• EXERCISE AIM
Can you transcribe every record below exactly as it appears?

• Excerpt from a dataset
★ ★ ★ ★ ★
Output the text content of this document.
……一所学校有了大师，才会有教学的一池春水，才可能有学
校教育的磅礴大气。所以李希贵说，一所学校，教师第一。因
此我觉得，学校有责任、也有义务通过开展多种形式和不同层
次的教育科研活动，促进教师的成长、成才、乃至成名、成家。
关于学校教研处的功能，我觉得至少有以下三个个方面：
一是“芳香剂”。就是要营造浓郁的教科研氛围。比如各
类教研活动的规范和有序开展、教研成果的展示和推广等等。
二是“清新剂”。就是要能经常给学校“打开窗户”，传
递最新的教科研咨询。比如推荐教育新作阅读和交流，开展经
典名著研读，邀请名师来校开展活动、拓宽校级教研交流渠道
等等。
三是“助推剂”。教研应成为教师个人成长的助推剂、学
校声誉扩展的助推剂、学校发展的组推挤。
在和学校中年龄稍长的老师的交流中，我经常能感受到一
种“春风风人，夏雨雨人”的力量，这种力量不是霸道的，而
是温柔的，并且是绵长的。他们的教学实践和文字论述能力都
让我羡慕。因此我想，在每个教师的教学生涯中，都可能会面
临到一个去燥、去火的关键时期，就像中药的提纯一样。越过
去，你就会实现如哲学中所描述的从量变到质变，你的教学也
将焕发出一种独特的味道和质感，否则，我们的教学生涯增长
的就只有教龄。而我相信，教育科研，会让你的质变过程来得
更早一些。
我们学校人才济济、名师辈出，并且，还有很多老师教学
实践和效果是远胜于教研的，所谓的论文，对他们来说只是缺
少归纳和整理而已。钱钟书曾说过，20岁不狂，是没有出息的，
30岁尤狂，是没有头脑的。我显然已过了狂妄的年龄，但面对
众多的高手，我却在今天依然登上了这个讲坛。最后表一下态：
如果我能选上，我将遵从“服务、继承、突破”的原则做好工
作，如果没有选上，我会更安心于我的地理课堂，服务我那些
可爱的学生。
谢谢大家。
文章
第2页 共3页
★ ★ ★ ★ ★
• SOLUTION FOR THIS PROBLEM
Output the text content of this document.
……一所学校有了大师，才会有教学的一池春水，才可能有学
校教育的磅礴大气。所以李希贵说，一所学校，教师第一。因
此我觉得，学校有责任、也有义务通过开展多种形式和不同层
次的教育科研活动，促进教师的成长、成才、乃至成名、成家。
关于学校教研处的功能，我觉得至少有以下三个个方面：
一是“芳香剂”。就是要营造浓郁的教科研氛围。比如各
类教研活动的规范和有序开展、教研成果的展示和推广等等。
二是“清新剂”。就是要能经常给学校“打开窗户”，传
递最新的教科研咨询。比如推荐教育新作阅读和交流，开展经
典名著研读，邀请名师来校开展活动、拓宽校级教研交流渠道
等等。
三是“助推剂”。教研应成为教师个人成长的助推剂、学
校声誉扩展的助推剂、学校发展的组推挤。
在和学校中年龄稍长的老师的交流中，我经常能感受到一
种“春风风人，夏雨雨人”的力量，这种力量不是霸道的，而
是温柔的，并且是绵长的。他们的教学实践和文字论述能力都
让我羡慕。因此我想，在每个教师的教学生涯中，都可能会面
临到一个去燥、去火的关键时期，就像中药的提纯一样。越过
去，你就会实现如哲学中所描述的从量变到质变，你的教学也
将焕发出一种独特的味道和质感，否则，我们的教学生涯增长
的就只有教龄。而我相信，教育科研，会让你的质变过程来得
更早一些。
我们学校人才济济、名师辈出，并且，还有很多老师教学
实践和效果是远胜于教研的，所谓的论文，对他们来说只是缺
少归纳和整理而已。钱钟书曾说过，20岁不狂，是没有出息的，
30岁尤狂，是没有头脑的。我显然已过了狂妄的年龄，但面对
众多的高手，我却在今天依然登上了这个讲坛。最后表一下态：
如果我能选上，我将遵从“服务、继承、突破”的原则做好工
作，如果没有选上，我会更安心于我的地理课堂，服务我那些
可爱的学生。
谢谢大家。
文章
第2页 共3页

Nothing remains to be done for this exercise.